• [What to produce]: All lines in the records below with the word "Median" must be returned.

• [Extracted material]:

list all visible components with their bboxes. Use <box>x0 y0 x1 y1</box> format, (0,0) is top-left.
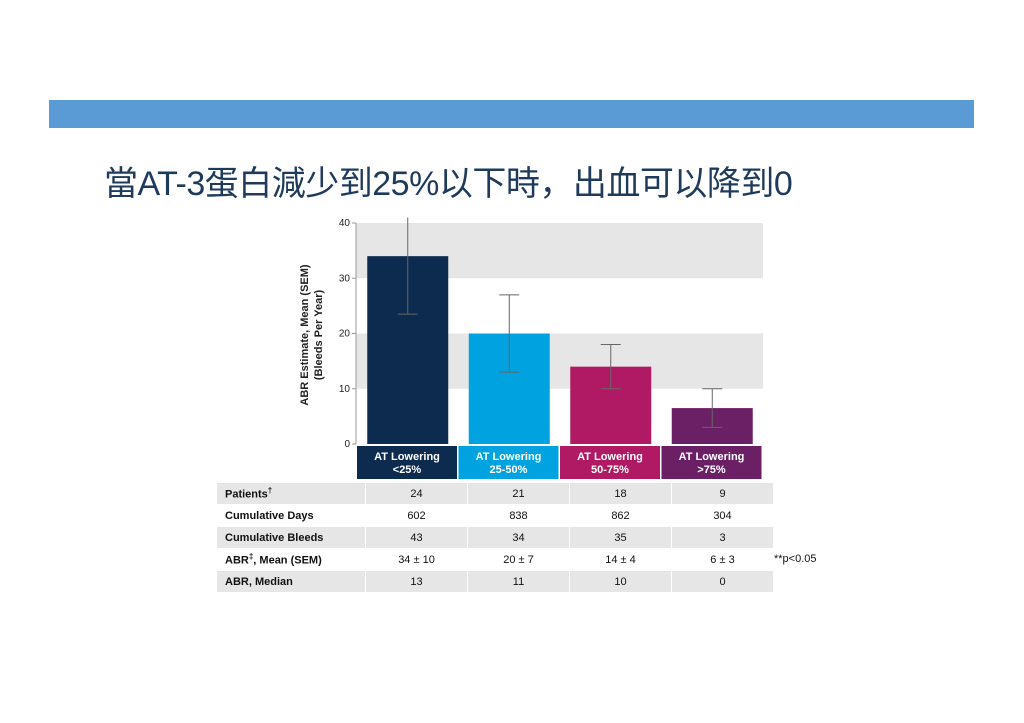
row-label-text: Cumulative Bleeds <box>225 531 324 544</box>
table-row: Patients† 24 21 18 9 <box>216 482 774 505</box>
category-label-line2: 25-50% <box>490 464 528 476</box>
table-cell: 21 <box>467 482 570 505</box>
table-cell: 34 ± 10 <box>365 548 468 571</box>
table-cell: 838 <box>467 504 570 527</box>
row-label: ABR, Median <box>216 570 366 593</box>
row-label-suffix: , Mean (SEM) <box>253 554 322 567</box>
table-cell: 20 ± 7 <box>467 548 570 571</box>
category-label-line1: AT Lowering <box>476 451 542 463</box>
table-cell: 6 ± 3 <box>671 548 774 571</box>
category-label-line2: >75% <box>697 464 726 476</box>
row-label: Patients† <box>216 482 366 505</box>
y-tick-label: 20 <box>339 329 351 340</box>
category-label-box <box>661 446 762 479</box>
table-cell: 0 <box>671 570 774 593</box>
category-label-line2: <25% <box>393 464 422 476</box>
footnote-marker: † <box>267 486 273 496</box>
row-label-text: Patients <box>225 488 268 501</box>
table-cell: 13 <box>365 570 468 593</box>
table-cell: 304 <box>671 504 774 527</box>
y-tick-label: 0 <box>344 439 350 450</box>
row-label: Cumulative Bleeds <box>216 526 366 549</box>
category-label-box <box>560 446 660 479</box>
table-cell: 34 <box>467 526 570 549</box>
table-cell: 9 <box>671 482 774 505</box>
category-label-line1: AT Lowering <box>679 451 745 463</box>
row-label-text: ABR, Median <box>225 575 293 588</box>
row-label-text: Cumulative Days <box>225 509 314 522</box>
y-axis-label-line2: (Bleeds Per Year) <box>313 290 325 381</box>
row-label: ABR‡, Mean (SEM) <box>216 548 366 571</box>
category-label-box <box>357 446 457 479</box>
y-tick-label: 30 <box>339 273 351 284</box>
table-cell: 35 <box>569 526 672 549</box>
table-cell: 3 <box>671 526 774 549</box>
row-label-text: ABR <box>225 554 249 567</box>
y-axis-label-line1: ABR Estimate, Mean (SEM) <box>299 264 311 406</box>
table-cell: 11 <box>467 570 570 593</box>
table-cell: 602 <box>365 504 468 527</box>
table-row: ABR, Median 13 11 10 0 <box>216 570 774 593</box>
table-cell: 10 <box>569 570 672 593</box>
abr-summary-table: Patients† 24 21 18 9 Cumulative Days 602 838 862… <box>216 482 774 593</box>
y-tick-label: 40 <box>339 218 351 229</box>
footnote-marker: ‡ <box>248 552 254 562</box>
table-row: Cumulative Days 602 838 862 304 <box>216 504 774 527</box>
category-label-line1: AT Lowering <box>577 451 643 463</box>
category-label-line1: AT Lowering <box>374 451 440 463</box>
table-cell: 43 <box>365 526 468 549</box>
category-label-box <box>458 446 559 479</box>
slide-title: 當AT-3蛋白減少到25%以下時，出血可以降到0 <box>104 165 793 203</box>
table-cell: 14 ± 4 <box>569 548 672 571</box>
title-accent-bar <box>49 100 974 128</box>
category-label-line2: 50-75% <box>591 464 629 476</box>
p-value-note: **p<0.05 <box>774 553 817 565</box>
table-cell: 862 <box>569 504 672 527</box>
row-label: Cumulative Days <box>216 504 366 527</box>
table-row: Cumulative Bleeds 43 34 35 3 <box>216 526 774 549</box>
table-cell: 18 <box>569 482 672 505</box>
table-cell: 24 <box>365 482 468 505</box>
y-tick-label: 10 <box>339 384 351 395</box>
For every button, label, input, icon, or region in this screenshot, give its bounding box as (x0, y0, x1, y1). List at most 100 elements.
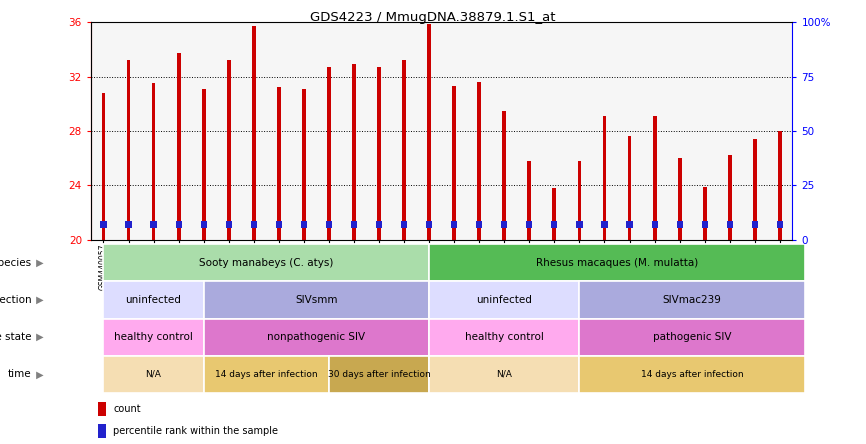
Bar (692, 22, 717, 240)
Bar (376, 221, 382, 227)
Text: SIVmac239: SIVmac239 (662, 295, 721, 305)
Bar (667, 22, 692, 240)
Bar (552, 221, 558, 227)
Bar (151, 221, 157, 227)
Bar (477, 82, 481, 240)
Bar (579, 356, 805, 393)
Bar (91, 22, 116, 240)
Bar (579, 319, 805, 356)
Text: ▶: ▶ (34, 258, 44, 268)
Bar (603, 116, 606, 240)
Text: healthy control: healthy control (114, 332, 193, 342)
Bar (492, 22, 517, 240)
Bar (242, 22, 267, 240)
Bar (202, 89, 205, 240)
Text: N/A: N/A (496, 370, 512, 379)
Text: ▶: ▶ (34, 369, 44, 379)
Bar (578, 161, 581, 240)
Bar (201, 221, 207, 227)
Bar (727, 221, 733, 227)
Bar (266, 22, 291, 240)
Bar (316, 22, 341, 240)
Bar (152, 83, 156, 240)
Bar (377, 67, 381, 240)
Bar (742, 22, 767, 240)
Bar (101, 93, 106, 240)
Bar (651, 221, 657, 227)
Bar (676, 221, 682, 227)
Bar (592, 22, 617, 240)
Text: Sooty manabeys (C. atys): Sooty manabeys (C. atys) (199, 258, 333, 268)
Bar (626, 221, 633, 227)
Bar (250, 221, 257, 227)
Bar (430, 281, 579, 319)
Bar (753, 139, 757, 240)
Bar (467, 22, 492, 240)
Bar (642, 22, 667, 240)
Bar (226, 221, 232, 227)
Bar (177, 53, 180, 240)
Bar (430, 319, 579, 356)
Bar (176, 221, 182, 227)
Bar (752, 221, 758, 227)
Text: species: species (0, 258, 31, 268)
Text: nonpathogenic SIV: nonpathogenic SIV (268, 332, 365, 342)
Text: ▶: ▶ (34, 295, 44, 305)
Bar (216, 22, 242, 240)
Bar (451, 221, 457, 227)
Bar (126, 60, 131, 240)
Bar (275, 221, 282, 227)
Bar (778, 131, 782, 240)
Bar (98, 424, 107, 438)
Bar (116, 22, 141, 240)
Bar (366, 22, 391, 240)
Bar (542, 22, 567, 240)
Bar (527, 161, 531, 240)
Bar (100, 221, 107, 227)
Bar (427, 24, 431, 240)
Bar (402, 60, 406, 240)
Text: 14 days after infection: 14 days after infection (641, 370, 744, 379)
Bar (301, 221, 307, 227)
Text: pathogenic SIV: pathogenic SIV (653, 332, 732, 342)
Text: Rhesus macaques (M. mulatta): Rhesus macaques (M. mulatta) (536, 258, 698, 268)
Text: SIVsmm: SIVsmm (295, 295, 338, 305)
Bar (351, 221, 357, 227)
Bar (527, 221, 533, 227)
Bar (204, 356, 329, 393)
Bar (442, 22, 467, 240)
Text: 30 days after infection: 30 days after infection (327, 370, 430, 379)
Bar (628, 136, 631, 240)
Bar (103, 356, 204, 393)
Text: percentile rank within the sample: percentile rank within the sample (113, 425, 278, 436)
Bar (166, 22, 191, 240)
Text: healthy control: healthy control (465, 332, 544, 342)
Text: count: count (113, 404, 141, 414)
Bar (341, 22, 366, 240)
Bar (617, 22, 642, 240)
Bar (391, 22, 417, 240)
Bar (553, 188, 556, 240)
Bar (430, 244, 805, 281)
Bar (252, 26, 255, 240)
Bar (452, 86, 456, 240)
Bar (103, 244, 430, 281)
Bar (717, 22, 742, 240)
Text: GDS4223 / MmugDNA.38879.1.S1_at: GDS4223 / MmugDNA.38879.1.S1_at (310, 11, 556, 24)
Text: infection: infection (0, 295, 31, 305)
Bar (401, 221, 407, 227)
Bar (204, 281, 430, 319)
Bar (227, 60, 230, 240)
Text: uninfected: uninfected (126, 295, 182, 305)
Bar (204, 319, 430, 356)
Bar (517, 22, 542, 240)
Bar (302, 89, 306, 240)
Bar (501, 221, 507, 227)
Text: uninfected: uninfected (476, 295, 533, 305)
Bar (426, 221, 432, 227)
Bar (98, 401, 107, 416)
Bar (103, 281, 204, 319)
Bar (277, 87, 281, 240)
Bar (767, 22, 792, 240)
Bar (703, 187, 707, 240)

• [Task solution]:
row-label: ABR, Median <box>216 570 366 593</box>
row-label-text: ABR, Median <box>225 575 293 588</box>
table-row: ABR, Median 13 11 10 0 <box>216 570 774 593</box>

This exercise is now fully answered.